| Given problem |
Count the lines that include the string "ATMmut", and give only that number.

--- BEGIN Record excerpts ---

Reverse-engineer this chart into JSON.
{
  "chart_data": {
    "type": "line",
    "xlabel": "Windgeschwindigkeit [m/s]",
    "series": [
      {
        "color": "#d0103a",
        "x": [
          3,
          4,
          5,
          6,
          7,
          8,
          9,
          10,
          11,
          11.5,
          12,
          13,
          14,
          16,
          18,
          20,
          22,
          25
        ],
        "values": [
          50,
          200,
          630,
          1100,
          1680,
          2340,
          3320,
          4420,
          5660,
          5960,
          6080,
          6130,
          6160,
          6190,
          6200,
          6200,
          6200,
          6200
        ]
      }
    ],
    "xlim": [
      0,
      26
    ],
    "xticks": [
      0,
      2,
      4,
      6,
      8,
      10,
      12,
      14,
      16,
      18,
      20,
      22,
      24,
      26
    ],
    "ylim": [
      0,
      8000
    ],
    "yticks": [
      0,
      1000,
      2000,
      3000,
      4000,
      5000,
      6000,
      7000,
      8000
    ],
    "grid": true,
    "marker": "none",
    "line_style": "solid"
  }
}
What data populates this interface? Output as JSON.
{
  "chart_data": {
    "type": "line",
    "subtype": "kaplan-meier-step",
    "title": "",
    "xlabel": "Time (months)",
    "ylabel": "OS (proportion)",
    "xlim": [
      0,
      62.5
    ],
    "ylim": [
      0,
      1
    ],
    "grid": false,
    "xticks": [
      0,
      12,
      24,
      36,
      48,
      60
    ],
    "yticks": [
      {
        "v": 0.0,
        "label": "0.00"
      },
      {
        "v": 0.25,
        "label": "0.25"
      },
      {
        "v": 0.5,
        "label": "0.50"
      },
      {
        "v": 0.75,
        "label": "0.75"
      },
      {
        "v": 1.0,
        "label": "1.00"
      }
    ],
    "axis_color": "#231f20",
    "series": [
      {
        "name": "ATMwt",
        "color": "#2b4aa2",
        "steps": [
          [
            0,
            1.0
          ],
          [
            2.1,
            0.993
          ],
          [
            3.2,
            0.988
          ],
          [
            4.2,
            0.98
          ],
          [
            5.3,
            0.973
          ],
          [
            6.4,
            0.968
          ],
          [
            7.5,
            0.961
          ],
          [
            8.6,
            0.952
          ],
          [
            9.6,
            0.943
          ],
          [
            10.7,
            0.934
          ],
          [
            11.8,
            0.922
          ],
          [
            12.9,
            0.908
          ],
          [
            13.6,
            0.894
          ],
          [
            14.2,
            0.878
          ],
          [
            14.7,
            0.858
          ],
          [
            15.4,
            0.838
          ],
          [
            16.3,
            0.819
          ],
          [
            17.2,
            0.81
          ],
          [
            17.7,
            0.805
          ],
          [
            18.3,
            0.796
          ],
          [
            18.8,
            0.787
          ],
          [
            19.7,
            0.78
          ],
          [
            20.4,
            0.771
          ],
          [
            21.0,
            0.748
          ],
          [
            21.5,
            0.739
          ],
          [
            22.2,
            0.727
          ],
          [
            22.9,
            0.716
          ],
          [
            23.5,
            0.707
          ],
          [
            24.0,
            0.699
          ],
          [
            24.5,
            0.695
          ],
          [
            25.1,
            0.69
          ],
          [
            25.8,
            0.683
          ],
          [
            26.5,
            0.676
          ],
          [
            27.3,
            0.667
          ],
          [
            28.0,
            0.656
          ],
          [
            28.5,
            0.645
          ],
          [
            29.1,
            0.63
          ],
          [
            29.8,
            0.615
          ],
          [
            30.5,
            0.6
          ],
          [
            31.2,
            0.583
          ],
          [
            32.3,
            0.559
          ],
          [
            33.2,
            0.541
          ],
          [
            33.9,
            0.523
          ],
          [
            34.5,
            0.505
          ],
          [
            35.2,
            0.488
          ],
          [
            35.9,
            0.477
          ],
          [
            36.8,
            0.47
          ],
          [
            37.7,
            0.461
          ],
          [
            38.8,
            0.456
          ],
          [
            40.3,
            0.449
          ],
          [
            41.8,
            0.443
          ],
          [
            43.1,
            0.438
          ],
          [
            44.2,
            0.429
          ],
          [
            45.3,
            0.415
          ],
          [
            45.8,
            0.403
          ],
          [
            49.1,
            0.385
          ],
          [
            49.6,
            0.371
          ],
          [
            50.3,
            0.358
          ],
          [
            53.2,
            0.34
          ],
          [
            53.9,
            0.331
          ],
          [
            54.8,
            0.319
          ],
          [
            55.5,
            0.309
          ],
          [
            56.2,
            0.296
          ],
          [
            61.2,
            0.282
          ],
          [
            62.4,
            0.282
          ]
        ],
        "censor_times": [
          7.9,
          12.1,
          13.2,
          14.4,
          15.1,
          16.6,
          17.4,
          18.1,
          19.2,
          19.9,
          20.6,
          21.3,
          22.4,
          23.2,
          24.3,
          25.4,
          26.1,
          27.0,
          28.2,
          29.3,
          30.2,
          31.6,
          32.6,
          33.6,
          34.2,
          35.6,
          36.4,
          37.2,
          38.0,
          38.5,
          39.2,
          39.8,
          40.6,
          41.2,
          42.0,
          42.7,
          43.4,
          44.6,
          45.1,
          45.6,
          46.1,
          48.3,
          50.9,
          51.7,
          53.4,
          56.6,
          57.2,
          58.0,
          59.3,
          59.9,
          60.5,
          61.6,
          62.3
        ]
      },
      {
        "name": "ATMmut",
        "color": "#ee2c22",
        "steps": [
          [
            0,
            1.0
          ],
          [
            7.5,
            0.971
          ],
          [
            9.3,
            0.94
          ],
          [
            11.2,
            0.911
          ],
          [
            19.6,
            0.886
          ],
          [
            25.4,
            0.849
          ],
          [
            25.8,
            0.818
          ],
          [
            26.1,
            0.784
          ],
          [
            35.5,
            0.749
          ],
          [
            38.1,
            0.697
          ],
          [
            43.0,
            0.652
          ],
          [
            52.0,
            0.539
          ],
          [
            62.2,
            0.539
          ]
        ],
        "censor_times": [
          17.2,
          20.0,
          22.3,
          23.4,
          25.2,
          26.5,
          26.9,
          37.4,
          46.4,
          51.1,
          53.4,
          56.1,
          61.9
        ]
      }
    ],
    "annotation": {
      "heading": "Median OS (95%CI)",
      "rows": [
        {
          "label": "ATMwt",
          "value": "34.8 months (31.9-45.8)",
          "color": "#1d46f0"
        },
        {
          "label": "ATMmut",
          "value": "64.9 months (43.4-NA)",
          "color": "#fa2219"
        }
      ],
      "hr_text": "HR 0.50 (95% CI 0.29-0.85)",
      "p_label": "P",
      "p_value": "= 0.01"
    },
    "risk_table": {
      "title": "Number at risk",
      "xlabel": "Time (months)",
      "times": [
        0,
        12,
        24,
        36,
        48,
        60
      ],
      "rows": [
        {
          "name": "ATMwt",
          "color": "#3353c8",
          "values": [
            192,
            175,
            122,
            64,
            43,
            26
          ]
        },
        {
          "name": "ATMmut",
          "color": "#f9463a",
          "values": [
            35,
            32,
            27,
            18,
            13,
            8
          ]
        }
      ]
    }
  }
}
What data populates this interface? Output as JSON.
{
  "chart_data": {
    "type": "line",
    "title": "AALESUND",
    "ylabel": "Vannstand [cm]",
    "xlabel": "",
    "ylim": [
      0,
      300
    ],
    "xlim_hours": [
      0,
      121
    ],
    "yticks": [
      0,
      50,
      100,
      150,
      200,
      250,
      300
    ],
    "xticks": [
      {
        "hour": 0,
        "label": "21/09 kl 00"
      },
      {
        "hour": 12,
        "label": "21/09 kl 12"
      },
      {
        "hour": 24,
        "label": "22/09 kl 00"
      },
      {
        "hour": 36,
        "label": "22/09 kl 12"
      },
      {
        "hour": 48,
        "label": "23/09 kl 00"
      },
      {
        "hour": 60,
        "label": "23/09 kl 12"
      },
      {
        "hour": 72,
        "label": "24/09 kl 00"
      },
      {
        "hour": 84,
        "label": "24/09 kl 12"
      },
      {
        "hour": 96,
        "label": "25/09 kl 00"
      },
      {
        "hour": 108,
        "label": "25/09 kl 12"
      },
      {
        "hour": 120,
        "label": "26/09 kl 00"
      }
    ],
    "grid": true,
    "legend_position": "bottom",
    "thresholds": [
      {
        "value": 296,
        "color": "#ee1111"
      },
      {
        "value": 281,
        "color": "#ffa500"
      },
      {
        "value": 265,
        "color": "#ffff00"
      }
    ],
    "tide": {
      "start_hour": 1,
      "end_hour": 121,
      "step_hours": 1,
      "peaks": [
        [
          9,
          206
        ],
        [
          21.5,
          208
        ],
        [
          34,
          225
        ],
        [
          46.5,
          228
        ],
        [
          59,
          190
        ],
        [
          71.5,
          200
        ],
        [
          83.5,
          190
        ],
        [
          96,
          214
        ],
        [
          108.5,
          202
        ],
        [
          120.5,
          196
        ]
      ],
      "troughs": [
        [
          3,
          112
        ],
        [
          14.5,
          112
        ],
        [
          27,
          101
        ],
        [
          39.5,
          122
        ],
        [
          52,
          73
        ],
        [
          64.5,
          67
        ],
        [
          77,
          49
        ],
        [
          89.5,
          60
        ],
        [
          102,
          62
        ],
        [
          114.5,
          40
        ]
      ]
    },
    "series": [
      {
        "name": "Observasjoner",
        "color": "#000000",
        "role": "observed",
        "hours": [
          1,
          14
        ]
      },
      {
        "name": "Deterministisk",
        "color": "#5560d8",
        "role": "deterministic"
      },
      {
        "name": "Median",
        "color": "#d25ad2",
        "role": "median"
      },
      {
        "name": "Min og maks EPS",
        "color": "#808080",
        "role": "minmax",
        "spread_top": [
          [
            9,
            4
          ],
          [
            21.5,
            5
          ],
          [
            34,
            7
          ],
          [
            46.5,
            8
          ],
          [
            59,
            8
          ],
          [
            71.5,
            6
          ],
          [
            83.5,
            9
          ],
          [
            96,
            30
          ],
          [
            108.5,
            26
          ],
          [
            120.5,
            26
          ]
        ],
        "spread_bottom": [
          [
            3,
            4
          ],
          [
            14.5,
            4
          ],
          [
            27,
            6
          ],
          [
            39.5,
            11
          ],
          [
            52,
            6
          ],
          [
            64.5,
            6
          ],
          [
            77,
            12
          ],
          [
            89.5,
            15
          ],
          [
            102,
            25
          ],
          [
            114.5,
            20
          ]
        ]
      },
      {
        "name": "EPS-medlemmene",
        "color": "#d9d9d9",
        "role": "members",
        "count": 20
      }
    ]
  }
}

--- END Record excerpts ---

| Finished answer |
3